• **Instrucciones a seguir**:
¿Puedes reproducir íntegro y sin ningún cambio el texto sobre el Papa Francisco y la tecnología que aparece a continuación?

• **Texto de lectura**:
= = =

En un excelente párrafo en el que vincula espíritu, tecnología, ambiente y civilización, Francisco nos explica que fabricar herramientas y sobre todo las complejas es algo sin igual entre los seres vivos, es una condición única tecno-humana. Esa capacidad siempre tuvo, según el Papa, proporción entre los instrumentos que iba creando y el ambiente. “No es posible separar la historia del hombre y de la civilización, de la historia de esos instrumentos”, reflexiona, y afirma que no es cierto que, por tener el humano limitaciones -él lo llama “déficit del ser humano”-, está obligado a dar vida a la tecnología cualquiera sea en todo tiempo. El Papa niega eso y dice que esa creatividad es producto de “una condición de ulterioridad respecto de nuestro ser biológico. Somos seres inclinados hacia el fuera-de-nosotros. Es más, radicalmente abiertos al más allá.
De aquí se origina nuestra apertura a los otros y a Dios; de aquí nace el potencial creativo de nuestra inteligencia en términos de cultura y de belleza; de aquí, por último, se origina nuestra capacidad técnica. La tecnología es así una huella de nuestra ulterioridad”.
¡Brillante!
Y, al igual que muchos científicos que desde el humanismo abordan la relación de tecnologías y sociedad, dice que “sin embargo, el uso de nuestras herramientas no siempre está dirigido unívocamente al bien. La misma suerte pueden correr los instrumentos tecnológicos. Solamente si se garantiza su vocación al servicio de lo humano, los instrumentos tecnológicos revelarán no sólo la grandeza y la dignidad única del ser humano, sino también el mandato que este último ha recibido de cultivar y cuidar el planeta. Hablar de tecnología es hablar de lo que significa ser humanos y, por tanto, de nuestra condición única entre libertad y responsabilidad, es decir, significa hablar de ética”.

= = =

• **Sección de datos**:
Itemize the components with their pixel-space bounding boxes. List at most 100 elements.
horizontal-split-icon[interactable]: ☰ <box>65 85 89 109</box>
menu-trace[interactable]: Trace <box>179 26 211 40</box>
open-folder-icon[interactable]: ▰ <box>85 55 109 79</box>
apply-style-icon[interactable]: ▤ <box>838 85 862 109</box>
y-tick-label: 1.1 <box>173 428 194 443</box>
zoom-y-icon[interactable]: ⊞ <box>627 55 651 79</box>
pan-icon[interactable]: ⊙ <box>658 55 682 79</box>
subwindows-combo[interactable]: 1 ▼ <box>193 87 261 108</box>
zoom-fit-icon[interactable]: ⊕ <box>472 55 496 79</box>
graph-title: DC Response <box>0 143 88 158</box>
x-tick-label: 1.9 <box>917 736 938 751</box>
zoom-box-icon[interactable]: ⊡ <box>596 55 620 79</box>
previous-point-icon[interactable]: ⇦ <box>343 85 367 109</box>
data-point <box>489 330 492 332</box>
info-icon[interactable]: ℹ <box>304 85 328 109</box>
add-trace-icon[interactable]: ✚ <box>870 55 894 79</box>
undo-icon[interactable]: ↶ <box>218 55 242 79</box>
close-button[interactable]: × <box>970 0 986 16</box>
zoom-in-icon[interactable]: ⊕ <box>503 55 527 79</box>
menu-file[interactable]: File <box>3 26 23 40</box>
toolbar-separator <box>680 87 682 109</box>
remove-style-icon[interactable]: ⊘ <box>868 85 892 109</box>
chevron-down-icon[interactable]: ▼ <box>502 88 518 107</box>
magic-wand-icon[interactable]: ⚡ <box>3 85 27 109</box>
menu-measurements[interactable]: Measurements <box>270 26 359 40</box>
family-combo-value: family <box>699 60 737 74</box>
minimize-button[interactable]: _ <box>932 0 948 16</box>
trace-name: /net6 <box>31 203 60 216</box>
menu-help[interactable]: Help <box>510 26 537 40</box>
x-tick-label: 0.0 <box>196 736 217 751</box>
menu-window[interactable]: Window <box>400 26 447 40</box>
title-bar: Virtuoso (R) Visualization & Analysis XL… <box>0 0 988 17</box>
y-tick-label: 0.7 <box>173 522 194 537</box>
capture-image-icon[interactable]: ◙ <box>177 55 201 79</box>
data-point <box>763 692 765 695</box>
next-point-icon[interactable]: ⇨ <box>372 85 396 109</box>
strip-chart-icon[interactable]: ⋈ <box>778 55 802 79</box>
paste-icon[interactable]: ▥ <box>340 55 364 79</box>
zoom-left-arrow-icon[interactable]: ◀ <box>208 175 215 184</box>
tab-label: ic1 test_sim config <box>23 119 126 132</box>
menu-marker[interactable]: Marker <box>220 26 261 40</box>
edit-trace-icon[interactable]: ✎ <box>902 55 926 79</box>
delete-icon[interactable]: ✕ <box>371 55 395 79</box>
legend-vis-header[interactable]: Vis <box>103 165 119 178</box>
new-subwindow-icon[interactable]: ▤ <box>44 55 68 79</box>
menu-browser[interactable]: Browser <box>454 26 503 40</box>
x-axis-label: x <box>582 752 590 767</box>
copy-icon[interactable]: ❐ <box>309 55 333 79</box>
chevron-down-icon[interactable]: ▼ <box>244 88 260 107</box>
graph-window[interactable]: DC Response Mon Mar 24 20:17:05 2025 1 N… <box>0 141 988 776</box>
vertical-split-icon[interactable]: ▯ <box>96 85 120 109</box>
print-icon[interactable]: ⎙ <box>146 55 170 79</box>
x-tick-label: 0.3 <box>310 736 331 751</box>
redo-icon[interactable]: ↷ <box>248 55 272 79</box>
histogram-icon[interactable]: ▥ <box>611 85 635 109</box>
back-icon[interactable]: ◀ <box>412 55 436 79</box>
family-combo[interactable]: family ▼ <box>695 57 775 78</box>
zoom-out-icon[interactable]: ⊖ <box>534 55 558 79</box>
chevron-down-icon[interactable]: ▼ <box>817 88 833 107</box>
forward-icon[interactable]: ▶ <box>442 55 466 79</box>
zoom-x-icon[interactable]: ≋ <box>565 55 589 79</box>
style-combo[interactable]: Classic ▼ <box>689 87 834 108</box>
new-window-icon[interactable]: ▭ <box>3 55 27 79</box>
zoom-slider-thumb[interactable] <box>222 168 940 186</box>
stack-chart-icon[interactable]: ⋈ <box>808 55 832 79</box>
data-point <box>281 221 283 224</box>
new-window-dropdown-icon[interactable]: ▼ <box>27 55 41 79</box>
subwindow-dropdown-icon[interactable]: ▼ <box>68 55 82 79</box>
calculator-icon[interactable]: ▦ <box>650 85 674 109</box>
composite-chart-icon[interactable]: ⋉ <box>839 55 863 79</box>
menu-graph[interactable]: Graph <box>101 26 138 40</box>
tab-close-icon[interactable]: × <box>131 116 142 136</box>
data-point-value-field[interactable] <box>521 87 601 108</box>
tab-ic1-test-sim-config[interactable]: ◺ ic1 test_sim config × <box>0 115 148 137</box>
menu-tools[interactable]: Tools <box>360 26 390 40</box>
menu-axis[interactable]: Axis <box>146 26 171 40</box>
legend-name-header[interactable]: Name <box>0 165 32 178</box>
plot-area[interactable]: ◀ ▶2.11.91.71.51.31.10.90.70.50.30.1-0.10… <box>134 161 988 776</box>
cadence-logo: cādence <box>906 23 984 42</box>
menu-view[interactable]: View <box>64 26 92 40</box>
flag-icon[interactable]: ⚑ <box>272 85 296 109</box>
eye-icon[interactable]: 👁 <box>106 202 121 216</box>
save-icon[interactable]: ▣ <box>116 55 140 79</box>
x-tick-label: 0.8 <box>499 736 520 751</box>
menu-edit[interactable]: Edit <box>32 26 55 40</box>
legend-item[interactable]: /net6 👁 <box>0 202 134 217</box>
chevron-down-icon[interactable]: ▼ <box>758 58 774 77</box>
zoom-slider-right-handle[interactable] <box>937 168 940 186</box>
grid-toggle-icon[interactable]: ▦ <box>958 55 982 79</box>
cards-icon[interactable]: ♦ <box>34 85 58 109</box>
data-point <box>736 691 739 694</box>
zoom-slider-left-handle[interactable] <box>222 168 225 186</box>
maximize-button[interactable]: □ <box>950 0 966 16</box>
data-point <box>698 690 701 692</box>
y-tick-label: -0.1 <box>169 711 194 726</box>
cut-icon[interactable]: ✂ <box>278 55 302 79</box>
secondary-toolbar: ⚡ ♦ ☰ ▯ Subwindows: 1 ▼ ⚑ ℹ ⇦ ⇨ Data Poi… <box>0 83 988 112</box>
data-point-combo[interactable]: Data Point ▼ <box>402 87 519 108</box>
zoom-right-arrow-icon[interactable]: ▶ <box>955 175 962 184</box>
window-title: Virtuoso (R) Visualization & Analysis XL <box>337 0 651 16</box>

= = =

• **Solución del problema**:
En un excelente párrafo en el que vincula espíritu, tecnología, ambiente y civilización, Francisco nos explica que fabricar herramientas y sobre todo las complejas es algo sin igual entre los seres vivos, es una condición única tecno-humana. Esa capacidad siempre tuvo, según el Papa, proporción entre los instrumentos que iba creando y el ambiente. “No es posible separar la historia del hombre y de la civilización, de la historia de esos instrumentos”, reflexiona, y afirma que no es cierto que, por tener el humano limitaciones -él lo llama “déficit del ser humano”-, está obligado a dar vida a la tecnología cualquiera sea en todo tiempo. El Papa niega eso y dice que esa creatividad es producto de “una condición de ulterioridad respecto de nuestro ser biológico. Somos seres inclinados hacia el fuera-de-nosotros. Es más, radicalmente abiertos al más allá.
De aquí se origina nuestra apertura a los otros y a Dios; de aquí nace el potencial creativo de nuestra inteligencia en términos de cultura y de belleza; de aquí, por último, se origina nuestra capacidad técnica. La tecnología es así una huella de nuestra ulterioridad”.
¡Brillante!
Y, al igual que muchos científicos que desde el humanismo abordan la relación de tecnologías y sociedad, dice que “sin embargo, el uso de nuestras herramientas no siempre está dirigido unívocamente al bien. La misma suerte pueden correr los instrumentos tecnológicos. Solamente si se garantiza su vocación al servicio de lo humano, los instrumentos tecnológicos revelarán no sólo la grandeza y la dignidad única del ser humano, sino también el mandato que este último ha recibido de cultivar y cuidar el planeta. Hablar de tecnología es hablar de lo que significa ser humanos y, por tanto, de nuestra condición única entre libertad y responsabilidad, es decir, significa hablar de ética”.